Rows from a figure dataset:
>> START
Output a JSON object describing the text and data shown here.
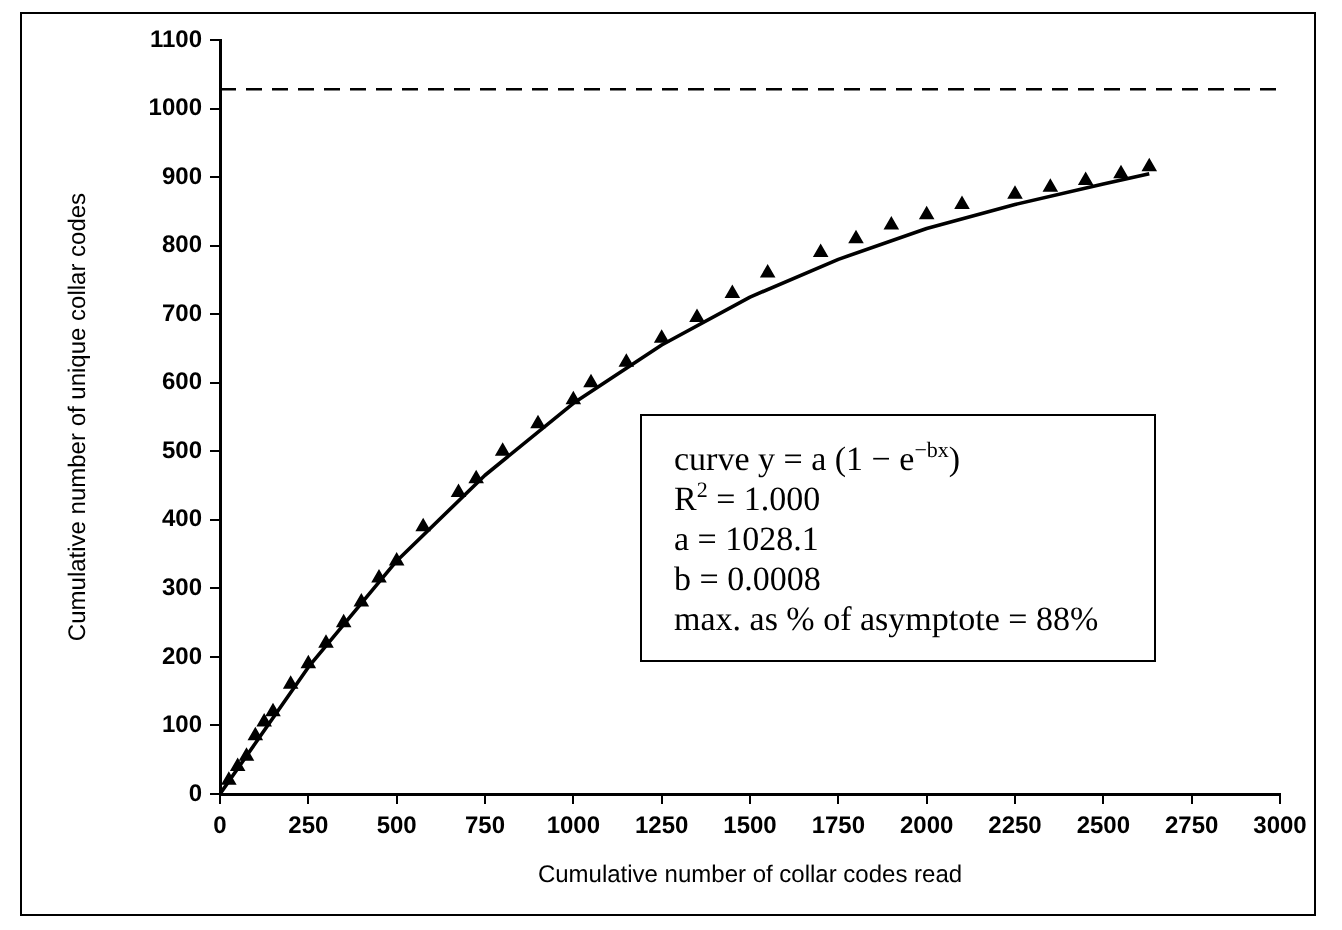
{
  "chart_data": {
    "type": "scatter",
    "xlabel": "Cumulative number of collar codes read",
    "ylabel": "Cumulative number of unique collar codes",
    "xlim": [
      0,
      3000
    ],
    "xticks": [
      0,
      250,
      500,
      750,
      1000,
      1250,
      1500,
      1750,
      2000,
      2250,
      2500,
      2750,
      3000
    ],
    "ylim": [
      0,
      1100
    ],
    "yticks": [
      0,
      100,
      200,
      300,
      400,
      500,
      600,
      700,
      800,
      900,
      1000,
      1100
    ],
    "grid": false,
    "marker": "triangle",
    "series": [
      {
        "color": "#000000",
        "x": [
          25,
          50,
          75,
          100,
          125,
          150,
          200,
          250,
          300,
          350,
          400,
          450,
          500,
          575,
          675,
          725,
          800,
          900,
          1000,
          1050,
          1150,
          1250,
          1350,
          1450,
          1550,
          1700,
          1800,
          1900,
          2000,
          2100,
          2250,
          2350,
          2450,
          2550,
          2630
        ],
        "values": [
          20,
          40,
          55,
          85,
          105,
          120,
          160,
          190,
          220,
          250,
          280,
          315,
          340,
          390,
          440,
          460,
          500,
          540,
          575,
          600,
          630,
          665,
          695,
          730,
          760,
          790,
          810,
          830,
          845,
          860,
          875,
          885,
          895,
          905,
          915
        ]
      },
      {
        "type": "line",
        "color": "#000000",
        "marker": "none",
        "line_style": "solid",
        "x": [
          0,
          250,
          500,
          750,
          1000,
          1250,
          1500,
          1750,
          2000,
          2250,
          2500,
          2630
        ],
        "values": [
          0,
          185,
          340,
          465,
          570,
          655,
          725,
          780,
          825,
          860,
          890,
          905
        ]
      }
    ],
    "ref_lines": [
      {
        "axis": "y",
        "value": 1028.1,
        "line_style": "dashed",
        "color": "#000000"
      }
    ],
    "annotations": [
      "curve y = a (1 − e$^{−bx}$)",
      "R$^{2}$ = 1.000",
      "a = 1028.1",
      "b = 0.0008",
      "max. as % of asymptote = 88%"
    ]
  }
}
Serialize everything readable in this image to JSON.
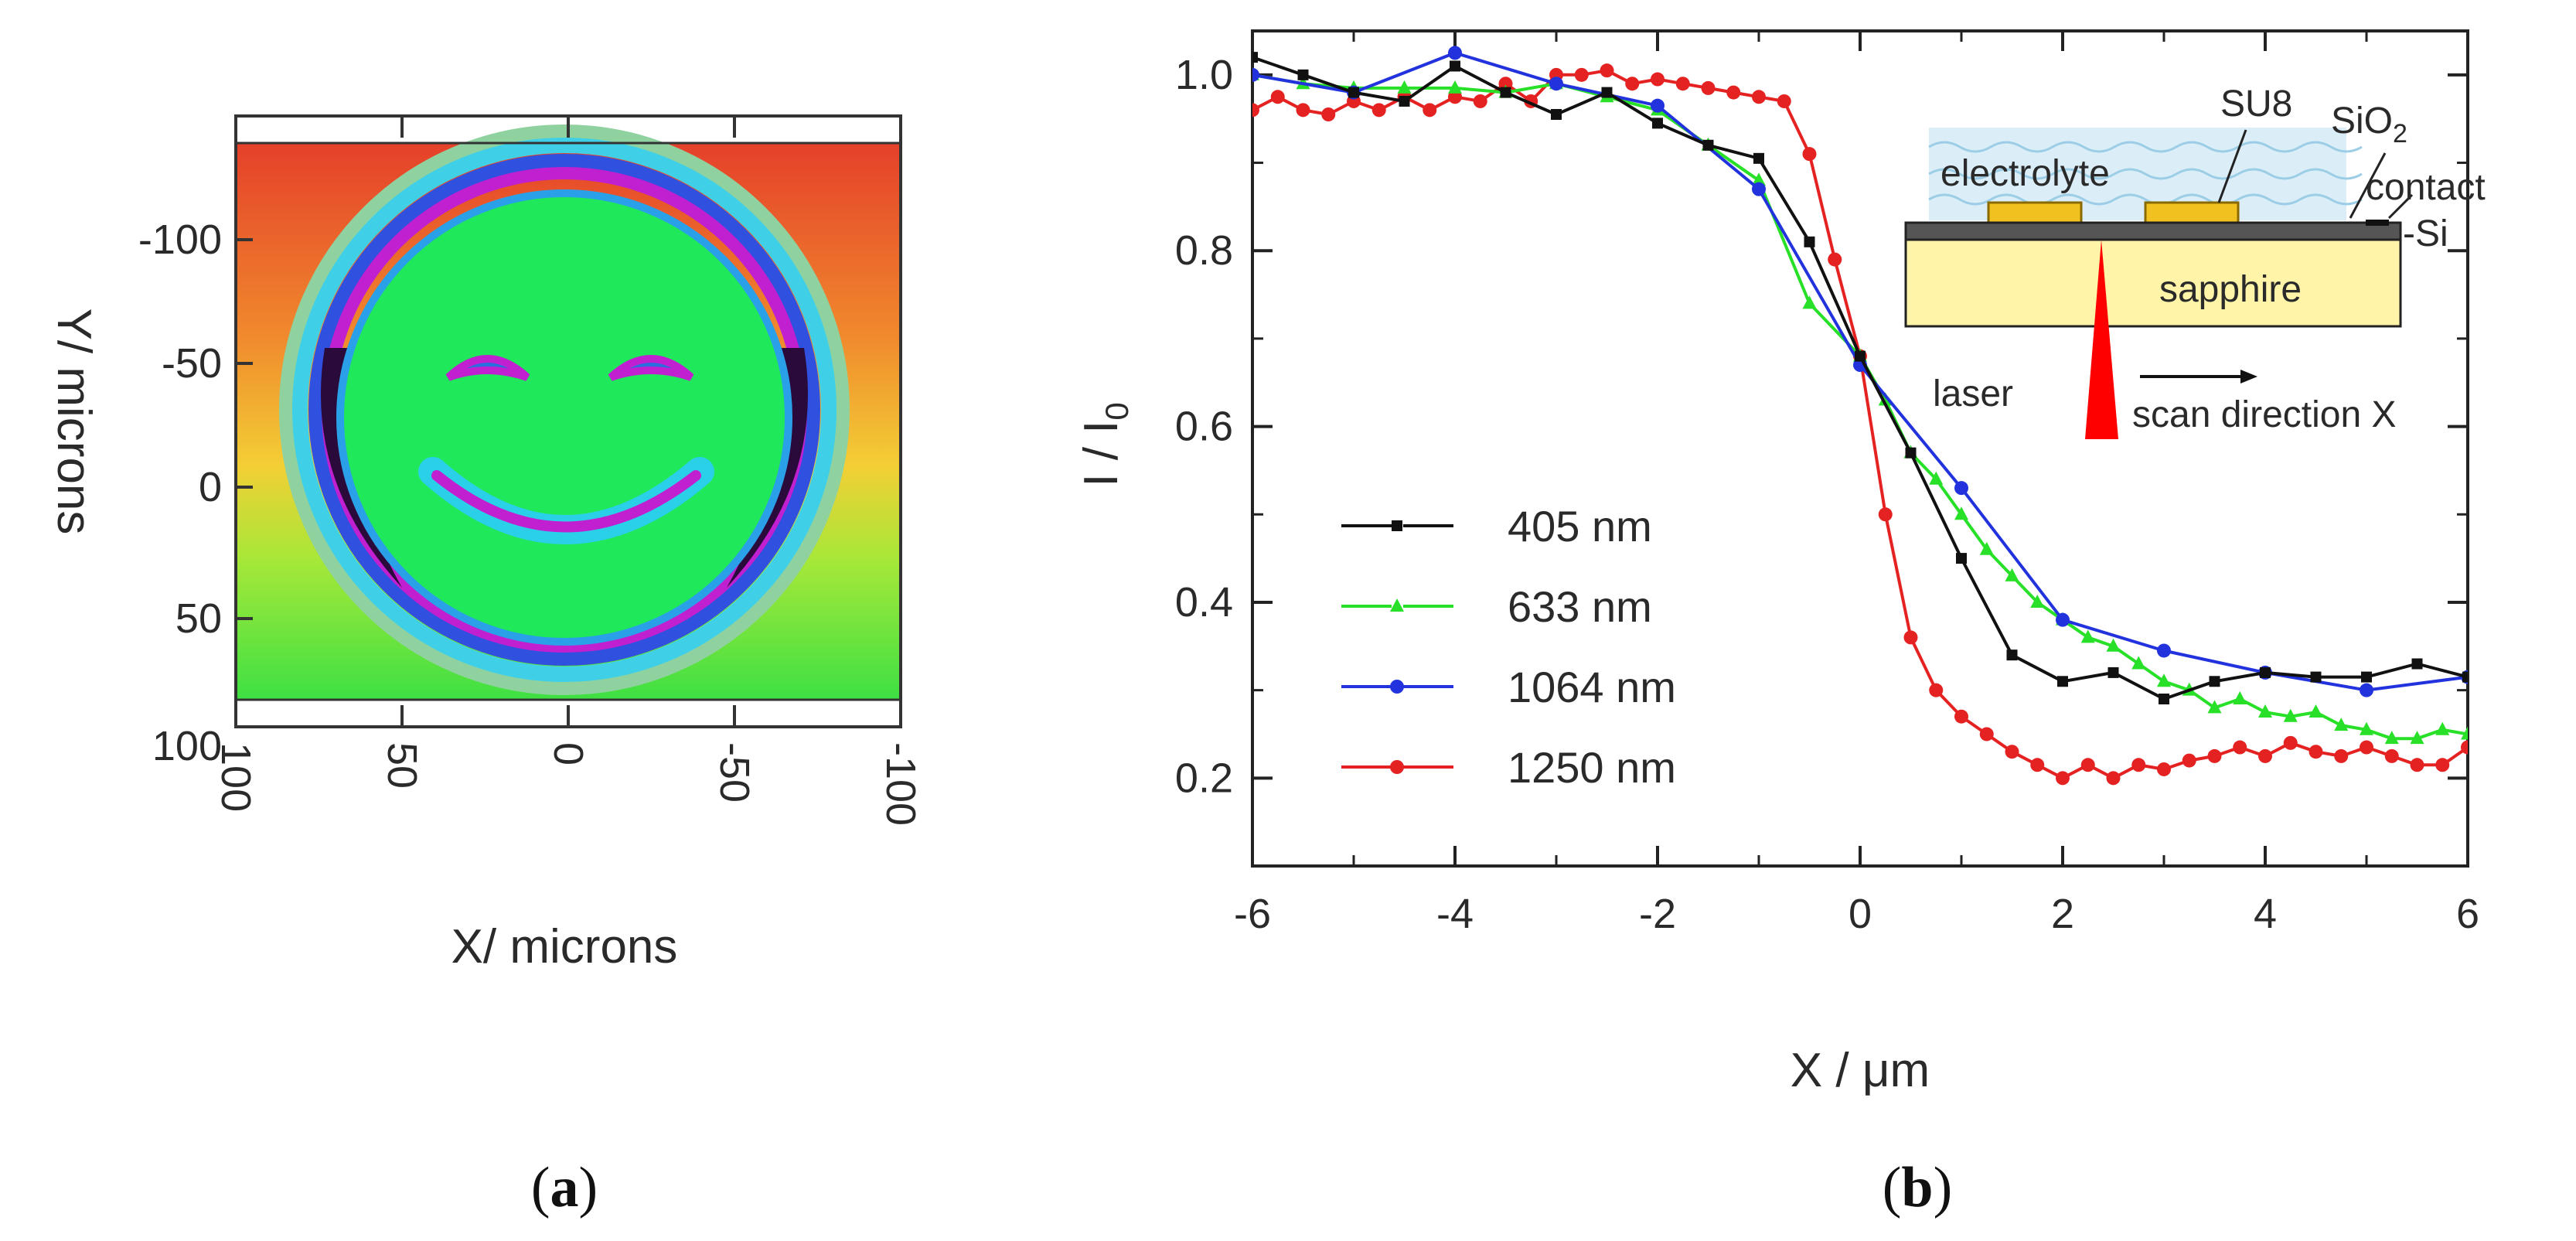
{
  "panel_a": {
    "xlabel": "X/ microns",
    "ylabel": "Y/ microns",
    "xticks": [
      "100",
      "50",
      "0",
      "-50",
      "-100"
    ],
    "yticks": [
      "-100",
      "-50",
      "0",
      "50",
      "100"
    ],
    "caption_label": "a",
    "caption_open": "(",
    "caption_close": ")",
    "colors": {
      "background_top": "#e8402a",
      "background_mid": "#f0b030",
      "background_bottom": "#38e040",
      "face_fill": "#1fe85a",
      "ring_outer": "#7ad0f0",
      "ring_blue": "#3050e0",
      "ring_magenta": "#c020d0"
    }
  },
  "chart_data": {
    "type": "line",
    "xlabel": "X / μm",
    "ylabel": "I / I",
    "ylabel_sub": "0",
    "xlim": [
      -6,
      6
    ],
    "ylim": [
      0.1,
      1.05
    ],
    "xticks": [
      -6,
      -4,
      -2,
      0,
      2,
      4,
      6
    ],
    "yticks": [
      0.2,
      0.4,
      0.6,
      0.8,
      1.0
    ],
    "xtick_labels": [
      "-6",
      "-4",
      "-2",
      "0",
      "2",
      "4",
      "6"
    ],
    "ytick_labels": [
      "0.2",
      "0.4",
      "0.6",
      "0.8",
      "1.0"
    ],
    "legend_position": "center-left",
    "series": [
      {
        "name": "405 nm",
        "color": "#111111",
        "marker": "square",
        "x": [
          -6,
          -5.5,
          -5,
          -4.5,
          -4,
          -3.5,
          -3,
          -2.5,
          -2,
          -1.5,
          -1,
          -0.5,
          0,
          0.5,
          1,
          1.5,
          2,
          2.5,
          3,
          3.5,
          4,
          4.5,
          5,
          5.5,
          6
        ],
        "values": [
          1.02,
          1.0,
          0.98,
          0.97,
          1.01,
          0.98,
          0.955,
          0.98,
          0.945,
          0.92,
          0.905,
          0.81,
          0.68,
          0.57,
          0.45,
          0.34,
          0.31,
          0.32,
          0.29,
          0.31,
          0.32,
          0.315,
          0.315,
          0.33,
          0.315
        ]
      },
      {
        "name": "633 nm",
        "color": "#27e027",
        "marker": "triangle",
        "x": [
          -6,
          -5.5,
          -5,
          -4.5,
          -4,
          -3.5,
          -3,
          -2.5,
          -2,
          -1.5,
          -1,
          -0.5,
          0,
          0.25,
          0.5,
          0.75,
          1,
          1.25,
          1.5,
          1.75,
          2,
          2.25,
          2.5,
          2.75,
          3,
          3.25,
          3.5,
          3.75,
          4,
          4.25,
          4.5,
          4.75,
          5,
          5.25,
          5.5,
          5.75,
          6
        ],
        "values": [
          1.0,
          0.99,
          0.985,
          0.985,
          0.985,
          0.98,
          0.99,
          0.975,
          0.96,
          0.92,
          0.88,
          0.74,
          0.68,
          0.63,
          0.57,
          0.54,
          0.5,
          0.46,
          0.43,
          0.4,
          0.38,
          0.36,
          0.35,
          0.33,
          0.31,
          0.3,
          0.28,
          0.29,
          0.275,
          0.27,
          0.275,
          0.26,
          0.255,
          0.245,
          0.245,
          0.255,
          0.25
        ]
      },
      {
        "name": "1064 nm",
        "color": "#2233dd",
        "marker": "circle",
        "x": [
          -6,
          -5,
          -4,
          -3,
          -2,
          -1,
          0,
          1,
          2,
          3,
          4,
          5,
          6
        ],
        "values": [
          1.0,
          0.98,
          1.025,
          0.99,
          0.965,
          0.87,
          0.67,
          0.53,
          0.38,
          0.345,
          0.32,
          0.3,
          0.315
        ]
      },
      {
        "name": "1250 nm",
        "color": "#e52222",
        "marker": "circle",
        "x": [
          -6,
          -5.75,
          -5.5,
          -5.25,
          -5,
          -4.75,
          -4.5,
          -4.25,
          -4,
          -3.75,
          -3.5,
          -3.25,
          -3,
          -2.75,
          -2.5,
          -2.25,
          -2,
          -1.75,
          -1.5,
          -1.25,
          -1,
          -0.75,
          -0.5,
          -0.25,
          0,
          0.25,
          0.5,
          0.75,
          1,
          1.25,
          1.5,
          1.75,
          2,
          2.25,
          2.5,
          2.75,
          3,
          3.25,
          3.5,
          3.75,
          4,
          4.25,
          4.5,
          4.75,
          5,
          5.25,
          5.5,
          5.75,
          6
        ],
        "values": [
          0.96,
          0.975,
          0.96,
          0.955,
          0.97,
          0.96,
          0.975,
          0.96,
          0.975,
          0.97,
          0.99,
          0.97,
          1.0,
          1.0,
          1.005,
          0.99,
          0.995,
          0.99,
          0.985,
          0.98,
          0.975,
          0.97,
          0.91,
          0.79,
          0.68,
          0.5,
          0.36,
          0.3,
          0.27,
          0.25,
          0.23,
          0.215,
          0.2,
          0.215,
          0.2,
          0.215,
          0.21,
          0.22,
          0.225,
          0.235,
          0.225,
          0.24,
          0.23,
          0.225,
          0.235,
          0.225,
          0.215,
          0.215,
          0.235
        ]
      }
    ],
    "inset": {
      "labels": {
        "electrolyte": "electrolyte",
        "su8": "SU8",
        "sio2": "SiO",
        "sio2_sub": "2",
        "contact": "contact",
        "si": "-Si",
        "sapphire": "sapphire",
        "laser": "laser",
        "scan": "scan direction X"
      },
      "colors": {
        "sapphire": "#fff4a8",
        "su8": "#f1c21f",
        "electrolyte": "#d7ecf6",
        "laser": "#ff0000",
        "si": "#555555"
      }
    },
    "caption_label": "b",
    "caption_open": "(",
    "caption_close": ")"
  }
}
>> END
• _The request_
Repeat the preceding records precisely, and leave every picture out of the copy.

• _Result for this task_
Output a JSON object describing the text and data shown here.
{
  "chart_data": {
    "type": "scatter",
    "xlabel": "Cumulative number of collar codes read",
    "ylabel": "Cumulative number of unique collar codes",
    "xlim": [
      0,
      3000
    ],
    "xticks": [
      0,
      250,
      500,
      750,
      1000,
      1250,
      1500,
      1750,
      2000,
      2250,
      2500,
      2750,
      3000
    ],
    "ylim": [
      0,
      1100
    ],
    "yticks": [
      0,
      100,
      200,
      300,
      400,
      500,
      600,
      700,
      800,
      900,
      1000,
      1100
    ],
    "grid": false,
    "marker": "triangle",
    "series": [
      {
        "color": "#000000",
        "x": [
          25,
          50,
          75,
          100,
          125,
          150,
          200,
          250,
          300,
          350,
          400,
          450,
          500,
          575,
          675,
          725,
          800,
          900,
          1000,
          1050,
          1150,
          1250,
          1350,
          1450,
          1550,
          1700,
          1800,
          1900,
          2000,
          2100,
          2250,
          2350,
          2450,
          2550,
          2630
        ],
        "values": [
          20,
          40,
          55,
          85,
          105,
          120,
          160,
          190,
          220,
          250,
          280,
          315,
          340,
          390,
          440,
          460,
          500,
          540,
          575,
          600,
          630,
          665,
          695,
          730,
          760,
          790,
          810,
          830,
          845,
          860,
          875,
          885,
          895,
          905,
          915
        ]
      },
      {
        "type": "line",
        "color": "#000000",
        "marker": "none",
        "line_style": "solid",
        "x": [
          0,
          250,
          500,
          750,
          1000,
          1250,
          1500,
          1750,
          2000,
          2250,
          2500,
          2630
        ],
        "values": [
          0,
          185,
          340,
          465,
          570,
          655,
          725,
          780,
          825,
          860,
          890,
          905
        ]
      }
    ],
    "ref_lines": [
      {
        "axis": "y",
        "value": 1028.1,
        "line_style": "dashed",
        "color": "#000000"
      }
    ],
    "annotations": [
      "curve y = a (1 − e$^{−bx}$)",
      "R$^{2}$ = 1.000",
      "a = 1028.1",
      "b = 0.0008",
      "max. as % of asymptote = 88%"
    ]
  }
}
Serialize everything readable in this image to JSON.
{
  "panel_a": {
    "xlabel": "X/ microns",
    "ylabel": "Y/ microns",
    "xticks": [
      "100",
      "50",
      "0",
      "-50",
      "-100"
    ],
    "yticks": [
      "-100",
      "-50",
      "0",
      "50",
      "100"
    ],
    "caption_label": "a",
    "caption_open": "(",
    "caption_close": ")",
    "colors": {
      "background_top": "#e8402a",
      "background_mid": "#f0b030",
      "background_bottom": "#38e040",
      "face_fill": "#1fe85a",
      "ring_outer": "#7ad0f0",
      "ring_blue": "#3050e0",
      "ring_magenta": "#c020d0"
    }
  },
  "chart_data": {
    "type": "line",
    "xlabel": "X / μm",
    "ylabel": "I / I",
    "ylabel_sub": "0",
    "xlim": [
      -6,
      6
    ],
    "ylim": [
      0.1,
      1.05
    ],
    "xticks": [
      -6,
      -4,
      -2,
      0,
      2,
      4,
      6
    ],
    "yticks": [
      0.2,
      0.4,
      0.6,
      0.8,
      1.0
    ],
    "xtick_labels": [
      "-6",
      "-4",
      "-2",
      "0",
      "2",
      "4",
      "6"
    ],
    "ytick_labels": [
      "0.2",
      "0.4",
      "0.6",
      "0.8",
      "1.0"
    ],
    "legend_position": "center-left",
    "series": [
      {
        "name": "405 nm",
        "color": "#111111",
        "marker": "square",
        "x": [
          -6,
          -5.5,
          -5,
          -4.5,
          -4,
          -3.5,
          -3,
          -2.5,
          -2,
          -1.5,
          -1,
          -0.5,
          0,
          0.5,
          1,
          1.5,
          2,
          2.5,
          3,
          3.5,
          4,
          4.5,
          5,
          5.5,
          6
        ],
        "values": [
          1.02,
          1.0,
          0.98,
          0.97,
          1.01,
          0.98,
          0.955,
          0.98,
          0.945,
          0.92,
          0.905,
          0.81,
          0.68,
          0.57,
          0.45,
          0.34,
          0.31,
          0.32,
          0.29,
          0.31,
          0.32,
          0.315,
          0.315,
          0.33,
          0.315
        ]
      },
      {
        "name": "633 nm",
        "color": "#27e027",
        "marker": "triangle",
        "x": [
          -6,
          -5.5,
          -5,
          -4.5,
          -4,
          -3.5,
          -3,
          -2.5,
          -2,
          -1.5,
          -1,
          -0.5,
          0,
          0.25,
          0.5,
          0.75,
          1,
          1.25,
          1.5,
          1.75,
          2,
          2.25,
          2.5,
          2.75,
          3,
          3.25,
          3.5,
          3.75,
          4,
          4.25,
          4.5,
          4.75,
          5,
          5.25,
          5.5,
          5.75,
          6
        ],
        "values": [
          1.0,
          0.99,
          0.985,
          0.985,
          0.985,
          0.98,
          0.99,
          0.975,
          0.96,
          0.92,
          0.88,
          0.74,
          0.68,
          0.63,
          0.57,
          0.54,
          0.5,
          0.46,
          0.43,
          0.4,
          0.38,
          0.36,
          0.35,
          0.33,
          0.31,
          0.3,
          0.28,
          0.29,
          0.275,
          0.27,
          0.275,
          0.26,
          0.255,
          0.245,
          0.245,
          0.255,
          0.25
        ]
      },
      {
        "name": "1064 nm",
        "color": "#2233dd",
        "marker": "circle",
        "x": [
          -6,
          -5,
          -4,
          -3,
          -2,
          -1,
          0,
          1,
          2,
          3,
          4,
          5,
          6
        ],
        "values": [
          1.0,
          0.98,
          1.025,
          0.99,
          0.965,
          0.87,
          0.67,
          0.53,
          0.38,
          0.345,
          0.32,
          0.3,
          0.315
        ]
      },
      {
        "name": "1250 nm",
        "color": "#e52222",
        "marker": "circle",
        "x": [
          -6,
          -5.75,
          -5.5,
          -5.25,
          -5,
          -4.75,
          -4.5,
          -4.25,
          -4,
          -3.75,
          -3.5,
          -3.25,
          -3,
          -2.75,
          -2.5,
          -2.25,
          -2,
          -1.75,
          -1.5,
          -1.25,
          -1,
          -0.75,
          -0.5,
          -0.25,
          0,
          0.25,
          0.5,
          0.75,
          1,
          1.25,
          1.5,
          1.75,
          2,
          2.25,
          2.5,
          2.75,
          3,
          3.25,
          3.5,
          3.75,
          4,
          4.25,
          4.5,
          4.75,
          5,
          5.25,
          5.5,
          5.75,
          6
        ],
        "values": [
          0.96,
          0.975,
          0.96,
          0.955,
          0.97,
          0.96,
          0.975,
          0.96,
          0.975,
          0.97,
          0.99,
          0.97,
          1.0,
          1.0,
          1.005,
          0.99,
          0.995,
          0.99,
          0.985,
          0.98,
          0.975,
          0.97,
          0.91,
          0.79,
          0.68,
          0.5,
          0.36,
          0.3,
          0.27,
          0.25,
          0.23,
          0.215,
          0.2,
          0.215,
          0.2,
          0.215,
          0.21,
          0.22,
          0.225,
          0.235,
          0.225,
          0.24,
          0.23,
          0.225,
          0.235,
          0.225,
          0.215,
          0.215,
          0.235
        ]
      }
    ],
    "inset": {
      "labels": {
        "electrolyte": "electrolyte",
        "su8": "SU8",
        "sio2": "SiO",
        "sio2_sub": "2",
        "contact": "contact",
        "si": "-Si",
        "sapphire": "sapphire",
        "laser": "laser",
        "scan": "scan direction X"
      },
      "colors": {
        "sapphire": "#fff4a8",
        "su8": "#f1c21f",
        "electrolyte": "#d7ecf6",
        "laser": "#ff0000",
        "si": "#555555"
      }
    },
    "caption_label": "b",
    "caption_open": "(",
    "caption_close": ")"
  }
}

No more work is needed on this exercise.